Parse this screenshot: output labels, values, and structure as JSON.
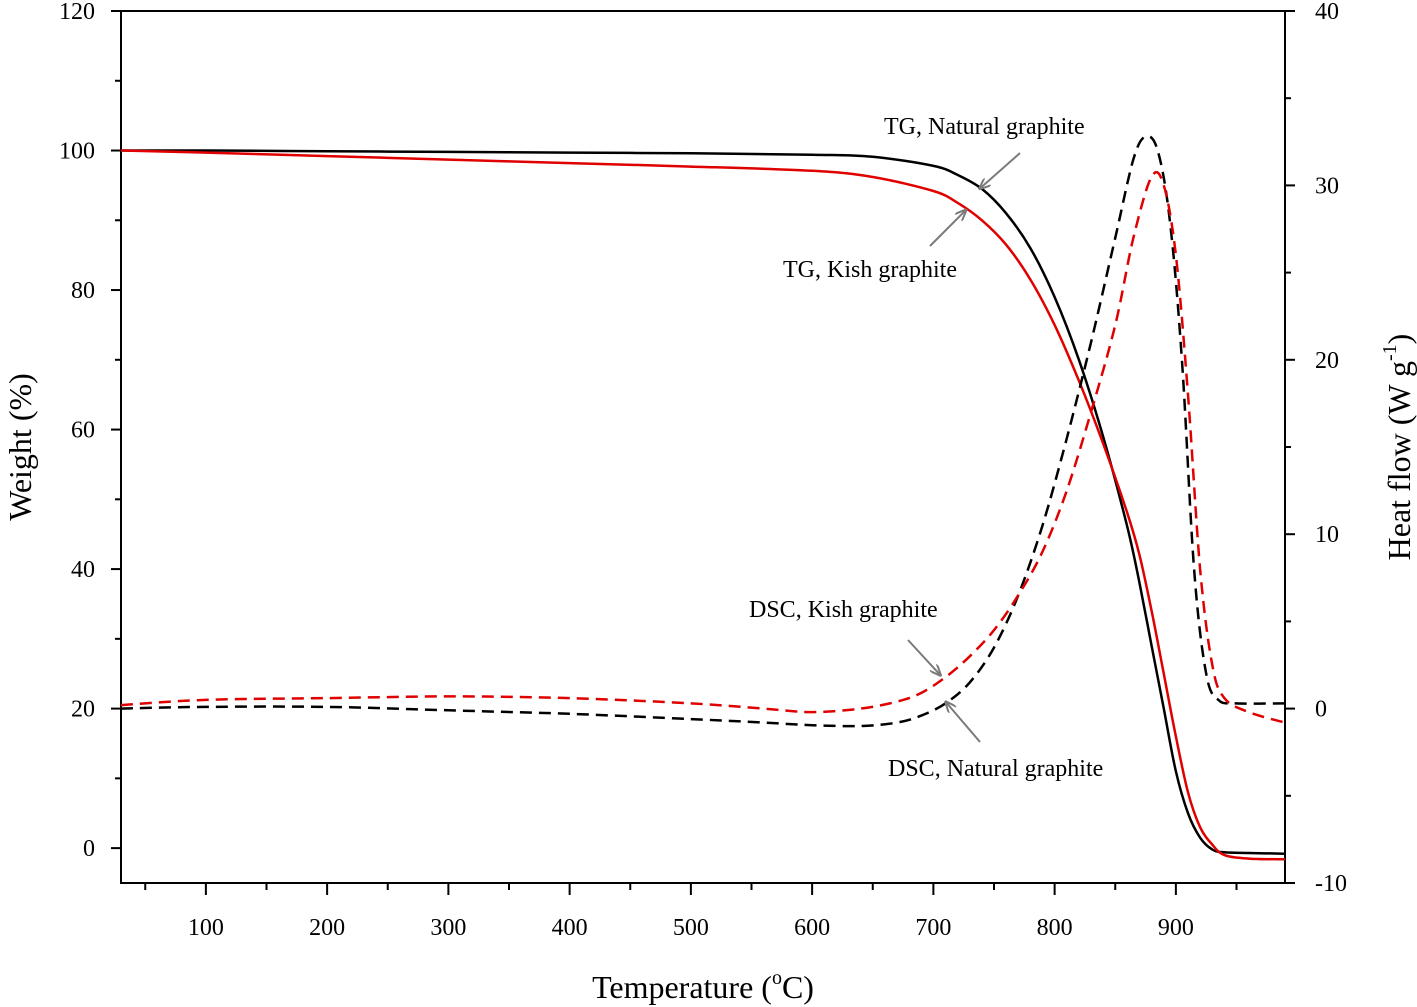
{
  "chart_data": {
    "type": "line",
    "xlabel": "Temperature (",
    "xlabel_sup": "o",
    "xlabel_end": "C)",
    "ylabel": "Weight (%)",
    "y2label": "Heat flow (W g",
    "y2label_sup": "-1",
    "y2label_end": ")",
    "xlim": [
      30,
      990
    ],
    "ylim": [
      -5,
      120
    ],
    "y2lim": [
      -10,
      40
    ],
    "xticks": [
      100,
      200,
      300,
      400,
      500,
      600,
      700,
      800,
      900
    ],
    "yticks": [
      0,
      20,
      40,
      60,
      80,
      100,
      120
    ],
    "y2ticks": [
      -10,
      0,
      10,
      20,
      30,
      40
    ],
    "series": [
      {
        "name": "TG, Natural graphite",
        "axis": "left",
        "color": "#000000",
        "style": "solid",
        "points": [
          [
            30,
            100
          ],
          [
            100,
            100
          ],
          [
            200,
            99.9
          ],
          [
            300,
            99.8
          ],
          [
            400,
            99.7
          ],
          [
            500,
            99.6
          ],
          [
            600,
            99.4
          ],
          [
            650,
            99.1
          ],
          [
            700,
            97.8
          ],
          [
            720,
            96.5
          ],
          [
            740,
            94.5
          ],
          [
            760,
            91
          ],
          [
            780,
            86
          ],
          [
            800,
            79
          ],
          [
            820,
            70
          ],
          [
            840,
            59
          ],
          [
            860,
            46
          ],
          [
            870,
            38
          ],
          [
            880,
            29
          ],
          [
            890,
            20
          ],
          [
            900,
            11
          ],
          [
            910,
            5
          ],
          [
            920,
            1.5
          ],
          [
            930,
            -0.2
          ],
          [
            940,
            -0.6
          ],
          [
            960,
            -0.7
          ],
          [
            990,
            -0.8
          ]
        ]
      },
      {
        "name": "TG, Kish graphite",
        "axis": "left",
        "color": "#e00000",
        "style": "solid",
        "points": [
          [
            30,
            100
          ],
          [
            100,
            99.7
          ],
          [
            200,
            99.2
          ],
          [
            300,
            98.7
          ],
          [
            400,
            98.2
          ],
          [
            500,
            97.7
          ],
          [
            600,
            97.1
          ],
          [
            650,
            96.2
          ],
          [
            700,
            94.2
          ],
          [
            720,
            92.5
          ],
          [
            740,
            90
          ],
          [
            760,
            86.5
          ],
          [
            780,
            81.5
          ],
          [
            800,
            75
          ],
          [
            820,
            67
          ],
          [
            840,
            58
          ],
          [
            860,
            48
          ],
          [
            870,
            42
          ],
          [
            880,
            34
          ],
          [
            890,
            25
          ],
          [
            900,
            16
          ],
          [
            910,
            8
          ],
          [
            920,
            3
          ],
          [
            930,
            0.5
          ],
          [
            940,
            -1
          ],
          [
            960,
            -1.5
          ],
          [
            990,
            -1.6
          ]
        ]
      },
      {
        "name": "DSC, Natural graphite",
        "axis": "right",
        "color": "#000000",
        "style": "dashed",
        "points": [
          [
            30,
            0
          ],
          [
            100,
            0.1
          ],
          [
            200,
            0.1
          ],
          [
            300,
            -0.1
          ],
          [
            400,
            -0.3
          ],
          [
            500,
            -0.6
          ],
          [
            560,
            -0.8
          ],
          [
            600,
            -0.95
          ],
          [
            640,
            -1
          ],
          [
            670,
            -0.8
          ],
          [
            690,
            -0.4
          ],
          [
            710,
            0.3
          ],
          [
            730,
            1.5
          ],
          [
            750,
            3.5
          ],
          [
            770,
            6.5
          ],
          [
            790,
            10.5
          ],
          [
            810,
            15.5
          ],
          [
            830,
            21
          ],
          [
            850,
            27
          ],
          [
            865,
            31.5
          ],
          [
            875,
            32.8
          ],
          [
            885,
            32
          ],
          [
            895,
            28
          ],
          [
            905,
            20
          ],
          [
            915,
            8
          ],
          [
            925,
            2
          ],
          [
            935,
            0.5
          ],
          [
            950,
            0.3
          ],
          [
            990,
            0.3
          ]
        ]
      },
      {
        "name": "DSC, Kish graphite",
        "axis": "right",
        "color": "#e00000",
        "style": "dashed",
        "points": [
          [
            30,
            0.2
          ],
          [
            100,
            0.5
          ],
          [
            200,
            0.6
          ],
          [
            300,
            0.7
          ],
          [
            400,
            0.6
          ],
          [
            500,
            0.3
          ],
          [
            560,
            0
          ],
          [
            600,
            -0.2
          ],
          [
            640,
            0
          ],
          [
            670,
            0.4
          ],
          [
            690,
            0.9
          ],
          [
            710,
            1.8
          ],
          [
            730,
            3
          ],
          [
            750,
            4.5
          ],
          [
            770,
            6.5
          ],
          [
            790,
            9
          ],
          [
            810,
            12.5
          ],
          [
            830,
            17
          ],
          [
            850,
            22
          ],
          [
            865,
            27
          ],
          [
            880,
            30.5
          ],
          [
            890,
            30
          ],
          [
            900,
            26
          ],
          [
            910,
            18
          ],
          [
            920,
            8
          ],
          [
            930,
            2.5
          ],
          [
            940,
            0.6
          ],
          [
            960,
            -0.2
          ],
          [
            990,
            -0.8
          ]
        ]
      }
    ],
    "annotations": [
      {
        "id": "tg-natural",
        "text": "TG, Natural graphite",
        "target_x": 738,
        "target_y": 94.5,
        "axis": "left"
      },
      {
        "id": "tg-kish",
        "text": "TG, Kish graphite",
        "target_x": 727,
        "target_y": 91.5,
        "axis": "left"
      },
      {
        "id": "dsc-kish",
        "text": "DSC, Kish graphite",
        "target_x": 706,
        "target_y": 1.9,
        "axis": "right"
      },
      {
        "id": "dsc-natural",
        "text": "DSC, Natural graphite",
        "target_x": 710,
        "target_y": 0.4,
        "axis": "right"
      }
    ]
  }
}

§

EXERCISE AIM: Transcribe the preceding listing in its entirety and with exact wording, leaving out pictures.

EXERCISE RESPONSE:
Parse this screenshot: output labels, values, and structure as JSON.
{
  "chart_data": {
    "type": "line",
    "xlabel": "Temperature (",
    "xlabel_sup": "o",
    "xlabel_end": "C)",
    "ylabel": "Weight (%)",
    "y2label": "Heat flow (W g",
    "y2label_sup": "-1",
    "y2label_end": ")",
    "xlim": [
      30,
      990
    ],
    "ylim": [
      -5,
      120
    ],
    "y2lim": [
      -10,
      40
    ],
    "xticks": [
      100,
      200,
      300,
      400,
      500,
      600,
      700,
      800,
      900
    ],
    "yticks": [
      0,
      20,
      40,
      60,
      80,
      100,
      120
    ],
    "y2ticks": [
      -10,
      0,
      10,
      20,
      30,
      40
    ],
    "series": [
      {
        "name": "TG, Natural graphite",
        "axis": "left",
        "color": "#000000",
        "style": "solid",
        "points": [
          [
            30,
            100
          ],
          [
            100,
            100
          ],
          [
            200,
            99.9
          ],
          [
            300,
            99.8
          ],
          [
            400,
            99.7
          ],
          [
            500,
            99.6
          ],
          [
            600,
            99.4
          ],
          [
            650,
            99.1
          ],
          [
            700,
            97.8
          ],
          [
            720,
            96.5
          ],
          [
            740,
            94.5
          ],
          [
            760,
            91
          ],
          [
            780,
            86
          ],
          [
            800,
            79
          ],
          [
            820,
            70
          ],
          [
            840,
            59
          ],
          [
            860,
            46
          ],
          [
            870,
            38
          ],
          [
            880,
            29
          ],
          [
            890,
            20
          ],
          [
            900,
            11
          ],
          [
            910,
            5
          ],
          [
            920,
            1.5
          ],
          [
            930,
            -0.2
          ],
          [
            940,
            -0.6
          ],
          [
            960,
            -0.7
          ],
          [
            990,
            -0.8
          ]
        ]
      },
      {
        "name": "TG, Kish graphite",
        "axis": "left",
        "color": "#e00000",
        "style": "solid",
        "points": [
          [
            30,
            100
          ],
          [
            100,
            99.7
          ],
          [
            200,
            99.2
          ],
          [
            300,
            98.7
          ],
          [
            400,
            98.2
          ],
          [
            500,
            97.7
          ],
          [
            600,
            97.1
          ],
          [
            650,
            96.2
          ],
          [
            700,
            94.2
          ],
          [
            720,
            92.5
          ],
          [
            740,
            90
          ],
          [
            760,
            86.5
          ],
          [
            780,
            81.5
          ],
          [
            800,
            75
          ],
          [
            820,
            67
          ],
          [
            840,
            58
          ],
          [
            860,
            48
          ],
          [
            870,
            42
          ],
          [
            880,
            34
          ],
          [
            890,
            25
          ],
          [
            900,
            16
          ],
          [
            910,
            8
          ],
          [
            920,
            3
          ],
          [
            930,
            0.5
          ],
          [
            940,
            -1
          ],
          [
            960,
            -1.5
          ],
          [
            990,
            -1.6
          ]
        ]
      },
      {
        "name": "DSC, Natural graphite",
        "axis": "right",
        "color": "#000000",
        "style": "dashed",
        "points": [
          [
            30,
            0
          ],
          [
            100,
            0.1
          ],
          [
            200,
            0.1
          ],
          [
            300,
            -0.1
          ],
          [
            400,
            -0.3
          ],
          [
            500,
            -0.6
          ],
          [
            560,
            -0.8
          ],
          [
            600,
            -0.95
          ],
          [
            640,
            -1
          ],
          [
            670,
            -0.8
          ],
          [
            690,
            -0.4
          ],
          [
            710,
            0.3
          ],
          [
            730,
            1.5
          ],
          [
            750,
            3.5
          ],
          [
            770,
            6.5
          ],
          [
            790,
            10.5
          ],
          [
            810,
            15.5
          ],
          [
            830,
            21
          ],
          [
            850,
            27
          ],
          [
            865,
            31.5
          ],
          [
            875,
            32.8
          ],
          [
            885,
            32
          ],
          [
            895,
            28
          ],
          [
            905,
            20
          ],
          [
            915,
            8
          ],
          [
            925,
            2
          ],
          [
            935,
            0.5
          ],
          [
            950,
            0.3
          ],
          [
            990,
            0.3
          ]
        ]
      },
      {
        "name": "DSC, Kish graphite",
        "axis": "right",
        "color": "#e00000",
        "style": "dashed",
        "points": [
          [
            30,
            0.2
          ],
          [
            100,
            0.5
          ],
          [
            200,
            0.6
          ],
          [
            300,
            0.7
          ],
          [
            400,
            0.6
          ],
          [
            500,
            0.3
          ],
          [
            560,
            0
          ],
          [
            600,
            -0.2
          ],
          [
            640,
            0
          ],
          [
            670,
            0.4
          ],
          [
            690,
            0.9
          ],
          [
            710,
            1.8
          ],
          [
            730,
            3
          ],
          [
            750,
            4.5
          ],
          [
            770,
            6.5
          ],
          [
            790,
            9
          ],
          [
            810,
            12.5
          ],
          [
            830,
            17
          ],
          [
            850,
            22
          ],
          [
            865,
            27
          ],
          [
            880,
            30.5
          ],
          [
            890,
            30
          ],
          [
            900,
            26
          ],
          [
            910,
            18
          ],
          [
            920,
            8
          ],
          [
            930,
            2.5
          ],
          [
            940,
            0.6
          ],
          [
            960,
            -0.2
          ],
          [
            990,
            -0.8
          ]
        ]
      }
    ],
    "annotations": [
      {
        "id": "tg-natural",
        "text": "TG, Natural graphite",
        "target_x": 738,
        "target_y": 94.5,
        "axis": "left"
      },
      {
        "id": "tg-kish",
        "text": "TG, Kish graphite",
        "target_x": 727,
        "target_y": 91.5,
        "axis": "left"
      },
      {
        "id": "dsc-kish",
        "text": "DSC, Kish graphite",
        "target_x": 706,
        "target_y": 1.9,
        "axis": "right"
      },
      {
        "id": "dsc-natural",
        "text": "DSC, Natural graphite",
        "target_x": 710,
        "target_y": 0.4,
        "axis": "right"
      }
    ]
  }
}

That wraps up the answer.